▶ Requirements
Return the records that follow unaltered. Omit every picture.
________________________
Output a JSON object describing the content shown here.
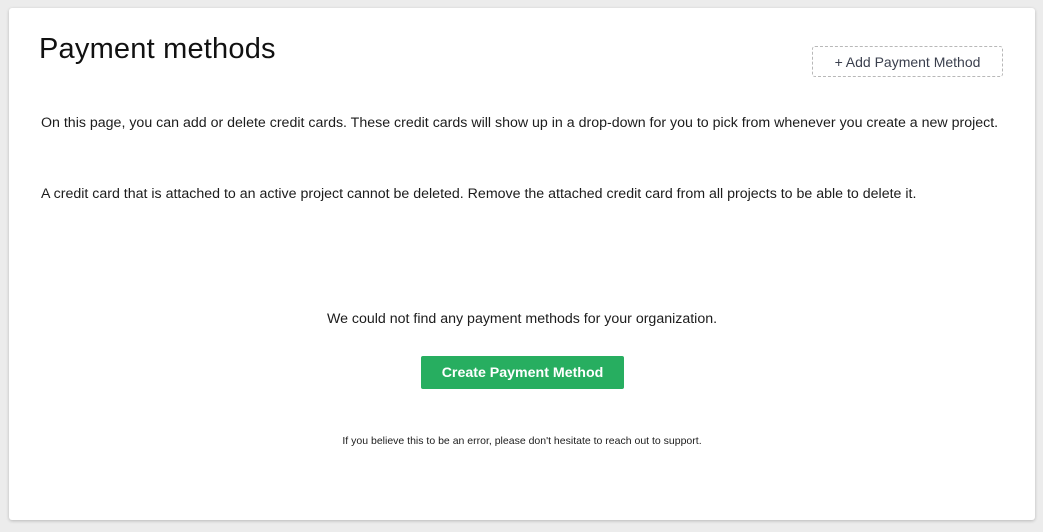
{
  "header": {
    "title": "Payment methods",
    "add_button": {
      "icon": "plus-icon",
      "icon_glyph": "+",
      "label": "Add Payment Method"
    }
  },
  "intro": {
    "paragraph_1": "On this page, you can add or delete credit cards. These credit cards will show up in a drop-down for you to pick from whenever you create a new project.",
    "paragraph_2": "A credit card that is attached to an active project cannot be deleted. Remove the attached credit card from all projects to be able to delete it."
  },
  "empty_state": {
    "message": "We could not find any payment methods for your organization.",
    "create_button_label": "Create Payment Method",
    "support_note": "If you believe this to be an error, please don't hesitate to reach out to support."
  },
  "colors": {
    "primary_button": "#27ae60",
    "background": "#ececec",
    "card": "#ffffff"
  }
}
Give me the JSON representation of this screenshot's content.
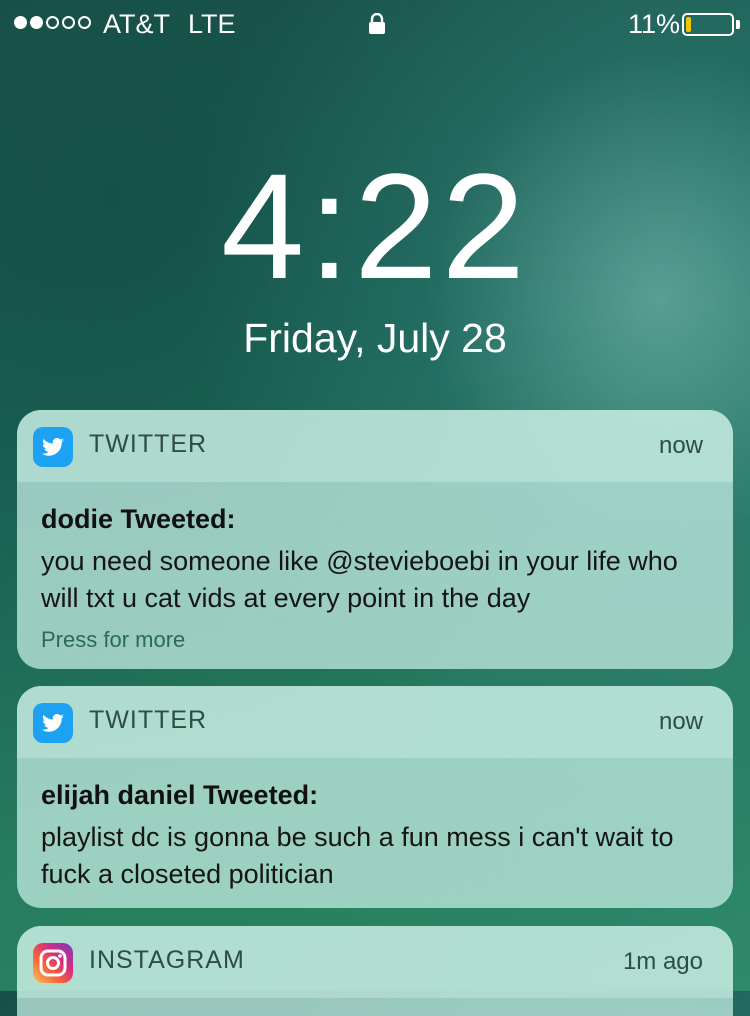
________________________
▶ Final answer
Output a JSON object describing the content shown here.
{
  "header": {
    "title": "Payment methods",
    "add_button": {
      "icon": "plus-icon",
      "icon_glyph": "+",
      "label": "Add Payment Method"
    }
  },
  "intro": {
    "paragraph_1": "On this page, you can add or delete credit cards. These credit cards will show up in a drop-down for you to pick from whenever you create a new project.",
    "paragraph_2": "A credit card that is attached to an active project cannot be deleted. Remove the attached credit card from all projects to be able to delete it."
  },
  "empty_state": {
    "message": "We could not find any payment methods for your organization.",
    "create_button_label": "Create Payment Method",
    "support_note": "If you believe this to be an error, please don't hesitate to reach out to support."
  },
  "colors": {
    "primary_button": "#27ae60",
    "background": "#ececec",
    "card": "#ffffff"
  }
}
Give me the JSON representation of this screenshot's content.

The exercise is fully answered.